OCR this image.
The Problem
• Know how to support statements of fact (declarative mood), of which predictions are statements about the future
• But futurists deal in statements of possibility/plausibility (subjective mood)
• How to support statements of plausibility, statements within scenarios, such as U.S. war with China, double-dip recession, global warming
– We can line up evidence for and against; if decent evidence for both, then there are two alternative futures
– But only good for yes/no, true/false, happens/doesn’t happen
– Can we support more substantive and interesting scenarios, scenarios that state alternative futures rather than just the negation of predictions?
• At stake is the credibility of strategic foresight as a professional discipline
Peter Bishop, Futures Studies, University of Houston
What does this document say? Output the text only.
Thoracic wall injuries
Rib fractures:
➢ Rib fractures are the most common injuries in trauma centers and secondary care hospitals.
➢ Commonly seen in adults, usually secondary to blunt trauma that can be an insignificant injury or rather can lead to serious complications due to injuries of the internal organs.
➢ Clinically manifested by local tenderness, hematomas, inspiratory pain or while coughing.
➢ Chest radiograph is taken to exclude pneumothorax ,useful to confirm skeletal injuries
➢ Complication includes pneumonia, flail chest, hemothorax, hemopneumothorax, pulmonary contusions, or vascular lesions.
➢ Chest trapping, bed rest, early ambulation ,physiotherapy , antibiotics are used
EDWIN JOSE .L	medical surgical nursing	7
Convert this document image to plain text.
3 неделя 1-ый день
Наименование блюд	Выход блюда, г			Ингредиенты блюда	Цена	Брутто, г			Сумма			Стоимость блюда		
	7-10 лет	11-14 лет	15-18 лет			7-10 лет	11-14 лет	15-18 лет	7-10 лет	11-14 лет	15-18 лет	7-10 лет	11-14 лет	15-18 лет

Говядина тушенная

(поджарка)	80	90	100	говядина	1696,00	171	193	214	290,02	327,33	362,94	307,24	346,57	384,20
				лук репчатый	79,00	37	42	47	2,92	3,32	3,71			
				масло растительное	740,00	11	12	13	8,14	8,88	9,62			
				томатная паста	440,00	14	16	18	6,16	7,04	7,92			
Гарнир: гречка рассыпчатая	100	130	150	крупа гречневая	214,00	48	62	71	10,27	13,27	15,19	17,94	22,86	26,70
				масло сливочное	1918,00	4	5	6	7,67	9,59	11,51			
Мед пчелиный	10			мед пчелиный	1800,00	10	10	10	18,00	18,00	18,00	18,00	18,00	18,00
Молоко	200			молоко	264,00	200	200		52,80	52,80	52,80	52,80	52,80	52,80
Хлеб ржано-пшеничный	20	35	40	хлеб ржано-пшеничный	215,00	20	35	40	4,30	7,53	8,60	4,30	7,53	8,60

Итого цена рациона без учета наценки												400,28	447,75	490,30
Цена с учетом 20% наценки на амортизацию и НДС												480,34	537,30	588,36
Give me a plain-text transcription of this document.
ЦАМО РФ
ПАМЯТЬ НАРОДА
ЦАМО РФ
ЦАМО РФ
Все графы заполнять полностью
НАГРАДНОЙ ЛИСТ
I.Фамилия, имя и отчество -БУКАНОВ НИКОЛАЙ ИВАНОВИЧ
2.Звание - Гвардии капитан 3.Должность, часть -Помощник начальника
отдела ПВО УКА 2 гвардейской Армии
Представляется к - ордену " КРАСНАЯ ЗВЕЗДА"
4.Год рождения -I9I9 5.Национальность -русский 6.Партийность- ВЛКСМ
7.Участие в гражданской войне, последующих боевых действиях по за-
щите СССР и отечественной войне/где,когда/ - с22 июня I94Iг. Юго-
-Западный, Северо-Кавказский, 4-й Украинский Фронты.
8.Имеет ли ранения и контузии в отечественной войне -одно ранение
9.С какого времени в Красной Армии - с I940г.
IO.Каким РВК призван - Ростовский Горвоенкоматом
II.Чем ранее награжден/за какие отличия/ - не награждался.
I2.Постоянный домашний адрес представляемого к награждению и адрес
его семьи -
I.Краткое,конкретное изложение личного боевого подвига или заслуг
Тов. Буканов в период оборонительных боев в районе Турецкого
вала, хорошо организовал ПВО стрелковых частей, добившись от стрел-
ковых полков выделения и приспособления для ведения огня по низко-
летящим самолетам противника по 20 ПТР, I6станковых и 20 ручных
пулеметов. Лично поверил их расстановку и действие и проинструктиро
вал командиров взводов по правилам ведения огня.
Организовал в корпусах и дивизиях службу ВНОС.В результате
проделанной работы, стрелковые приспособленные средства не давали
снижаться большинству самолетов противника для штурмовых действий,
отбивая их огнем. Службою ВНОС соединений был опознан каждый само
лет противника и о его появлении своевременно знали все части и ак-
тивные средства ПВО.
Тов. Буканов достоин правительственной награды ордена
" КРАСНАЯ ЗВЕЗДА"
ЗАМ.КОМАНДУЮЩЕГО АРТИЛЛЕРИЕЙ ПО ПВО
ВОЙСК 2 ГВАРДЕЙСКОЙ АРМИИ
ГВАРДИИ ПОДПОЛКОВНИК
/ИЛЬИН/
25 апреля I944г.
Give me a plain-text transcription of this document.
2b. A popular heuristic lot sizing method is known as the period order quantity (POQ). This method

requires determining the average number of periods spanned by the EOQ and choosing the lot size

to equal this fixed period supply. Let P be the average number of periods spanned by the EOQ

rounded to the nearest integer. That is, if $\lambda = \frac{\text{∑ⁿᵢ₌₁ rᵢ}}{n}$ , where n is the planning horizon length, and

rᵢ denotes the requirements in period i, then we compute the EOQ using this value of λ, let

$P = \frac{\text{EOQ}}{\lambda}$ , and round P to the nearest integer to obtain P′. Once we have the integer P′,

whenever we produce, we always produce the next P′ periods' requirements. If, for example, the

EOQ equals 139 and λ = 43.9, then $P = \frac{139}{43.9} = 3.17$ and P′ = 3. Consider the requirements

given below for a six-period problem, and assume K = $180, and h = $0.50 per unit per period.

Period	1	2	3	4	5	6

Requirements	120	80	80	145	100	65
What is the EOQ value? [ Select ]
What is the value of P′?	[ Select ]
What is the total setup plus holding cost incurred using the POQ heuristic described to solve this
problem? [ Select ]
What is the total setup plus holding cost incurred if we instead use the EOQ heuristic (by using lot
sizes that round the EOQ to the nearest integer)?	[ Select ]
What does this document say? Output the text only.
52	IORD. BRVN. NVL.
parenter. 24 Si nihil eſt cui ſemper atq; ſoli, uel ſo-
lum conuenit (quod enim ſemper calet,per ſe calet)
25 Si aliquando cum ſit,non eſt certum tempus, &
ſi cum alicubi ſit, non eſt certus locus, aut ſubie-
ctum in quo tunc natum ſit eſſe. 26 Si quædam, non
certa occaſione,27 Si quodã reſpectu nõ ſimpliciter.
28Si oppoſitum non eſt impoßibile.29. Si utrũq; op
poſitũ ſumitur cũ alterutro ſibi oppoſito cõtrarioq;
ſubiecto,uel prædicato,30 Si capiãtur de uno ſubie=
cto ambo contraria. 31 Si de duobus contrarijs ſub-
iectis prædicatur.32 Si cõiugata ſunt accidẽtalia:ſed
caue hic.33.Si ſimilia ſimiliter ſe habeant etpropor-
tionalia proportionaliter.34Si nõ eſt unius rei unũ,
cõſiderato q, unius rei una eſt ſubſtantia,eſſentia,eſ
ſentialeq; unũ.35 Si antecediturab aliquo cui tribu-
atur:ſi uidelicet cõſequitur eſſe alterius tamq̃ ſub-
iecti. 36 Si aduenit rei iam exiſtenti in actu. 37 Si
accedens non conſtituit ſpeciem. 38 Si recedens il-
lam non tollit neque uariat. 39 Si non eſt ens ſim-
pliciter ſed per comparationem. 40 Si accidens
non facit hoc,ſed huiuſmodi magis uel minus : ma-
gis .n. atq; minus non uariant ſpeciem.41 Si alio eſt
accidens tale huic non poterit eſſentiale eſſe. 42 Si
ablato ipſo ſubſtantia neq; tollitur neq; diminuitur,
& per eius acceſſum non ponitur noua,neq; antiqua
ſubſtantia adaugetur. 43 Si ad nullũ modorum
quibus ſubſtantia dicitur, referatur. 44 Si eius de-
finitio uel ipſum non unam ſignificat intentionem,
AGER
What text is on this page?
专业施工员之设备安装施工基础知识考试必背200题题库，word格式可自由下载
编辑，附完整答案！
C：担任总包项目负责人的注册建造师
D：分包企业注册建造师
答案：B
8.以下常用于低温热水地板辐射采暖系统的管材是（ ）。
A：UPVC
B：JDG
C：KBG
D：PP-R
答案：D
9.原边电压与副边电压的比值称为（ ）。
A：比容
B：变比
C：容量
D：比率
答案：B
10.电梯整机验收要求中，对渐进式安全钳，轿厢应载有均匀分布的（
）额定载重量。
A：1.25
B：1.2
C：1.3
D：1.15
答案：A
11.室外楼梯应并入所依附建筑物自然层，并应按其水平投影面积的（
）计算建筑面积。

☆ ☆ ☆ ☆ ☆ ☆ ☆

EXERCISE:
Using the material above, report each line where "incurred" occurs.

REPLY:
What is the total setup plus holding cost incurred using the POQ heuristic described to solve this
What is the total setup plus holding cost incurred if we instead use the EOQ heuristic (by using lot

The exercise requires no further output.